• Exercise goal:
Wherever a line holds the word "Orleans", copy that line out.

Data entries
# # # #
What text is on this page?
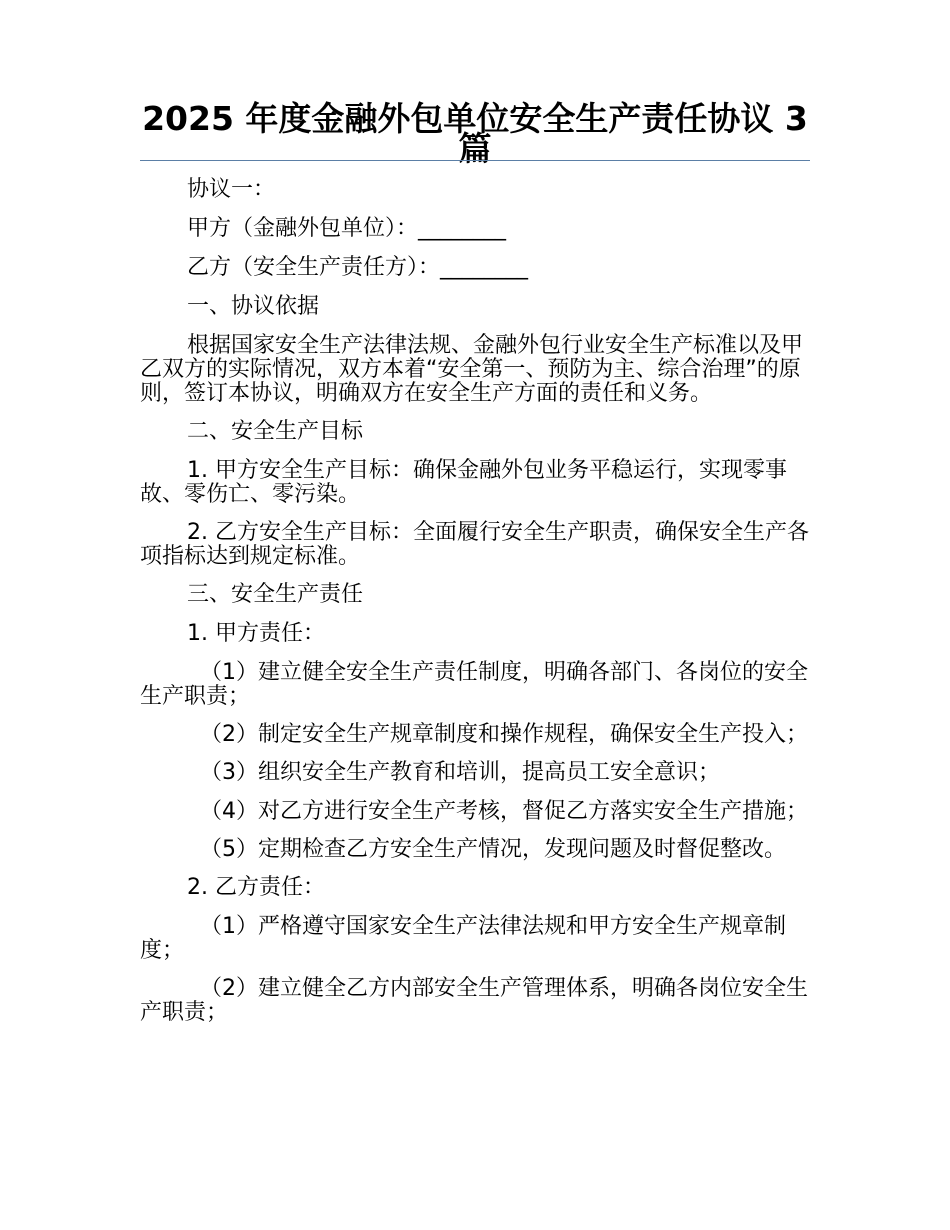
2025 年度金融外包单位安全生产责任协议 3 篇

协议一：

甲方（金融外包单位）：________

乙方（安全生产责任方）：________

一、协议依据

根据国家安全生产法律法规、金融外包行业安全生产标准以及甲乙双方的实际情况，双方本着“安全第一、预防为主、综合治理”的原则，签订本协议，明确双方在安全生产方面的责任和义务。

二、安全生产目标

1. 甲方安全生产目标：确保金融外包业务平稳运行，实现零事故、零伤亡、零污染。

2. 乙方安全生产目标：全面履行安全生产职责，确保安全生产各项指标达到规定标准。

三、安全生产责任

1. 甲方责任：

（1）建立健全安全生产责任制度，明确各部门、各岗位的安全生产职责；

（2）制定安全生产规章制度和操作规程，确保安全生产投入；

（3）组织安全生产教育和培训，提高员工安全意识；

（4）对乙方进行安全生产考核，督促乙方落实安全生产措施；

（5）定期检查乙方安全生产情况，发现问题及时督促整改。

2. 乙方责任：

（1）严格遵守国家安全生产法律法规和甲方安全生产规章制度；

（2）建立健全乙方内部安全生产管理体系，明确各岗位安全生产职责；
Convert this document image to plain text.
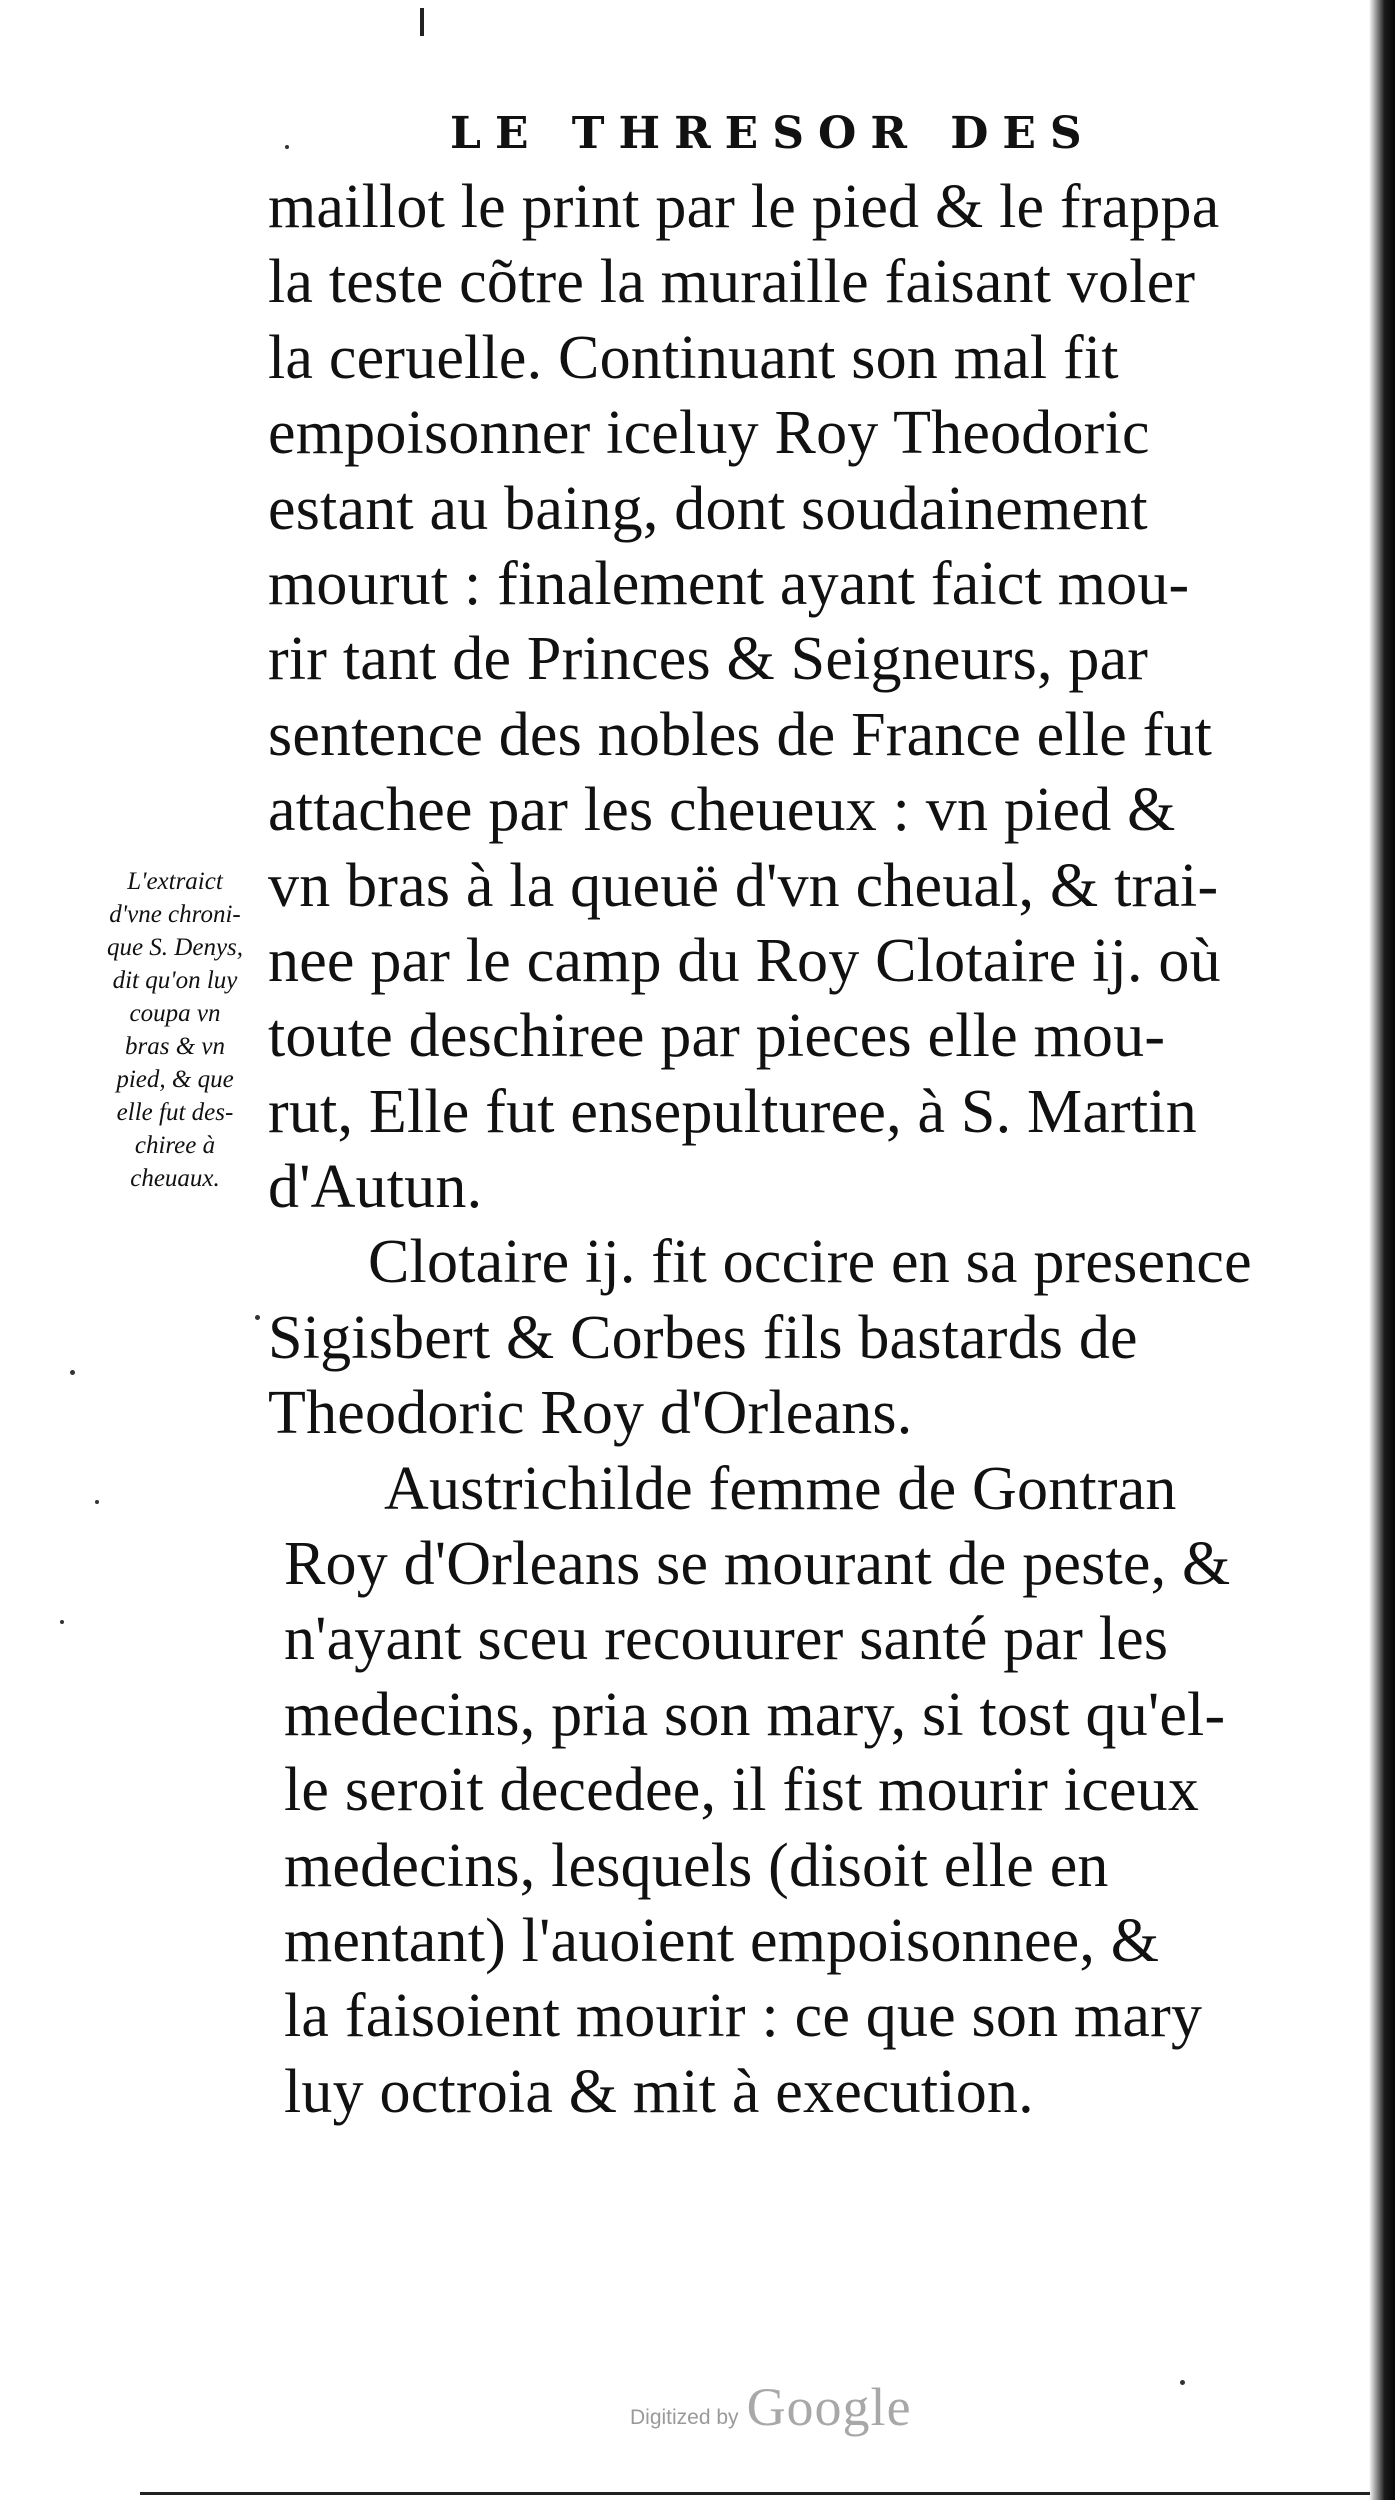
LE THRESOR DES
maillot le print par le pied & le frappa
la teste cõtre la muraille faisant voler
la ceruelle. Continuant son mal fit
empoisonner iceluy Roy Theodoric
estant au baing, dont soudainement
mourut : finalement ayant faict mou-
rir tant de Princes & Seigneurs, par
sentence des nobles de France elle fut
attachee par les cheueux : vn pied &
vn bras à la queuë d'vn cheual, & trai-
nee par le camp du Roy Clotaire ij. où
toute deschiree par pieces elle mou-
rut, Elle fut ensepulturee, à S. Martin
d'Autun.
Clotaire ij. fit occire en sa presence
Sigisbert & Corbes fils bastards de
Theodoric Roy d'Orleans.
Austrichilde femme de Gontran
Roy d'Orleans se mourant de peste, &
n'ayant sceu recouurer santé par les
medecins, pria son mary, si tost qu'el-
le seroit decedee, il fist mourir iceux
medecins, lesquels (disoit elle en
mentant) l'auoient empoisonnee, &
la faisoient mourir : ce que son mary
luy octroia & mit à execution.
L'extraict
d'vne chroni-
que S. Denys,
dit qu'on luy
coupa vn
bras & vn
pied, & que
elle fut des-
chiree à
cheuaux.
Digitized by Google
# # # #
• Exercise output:
Theodoric Roy d'Orleans.
Roy d'Orleans se mourant de peste, &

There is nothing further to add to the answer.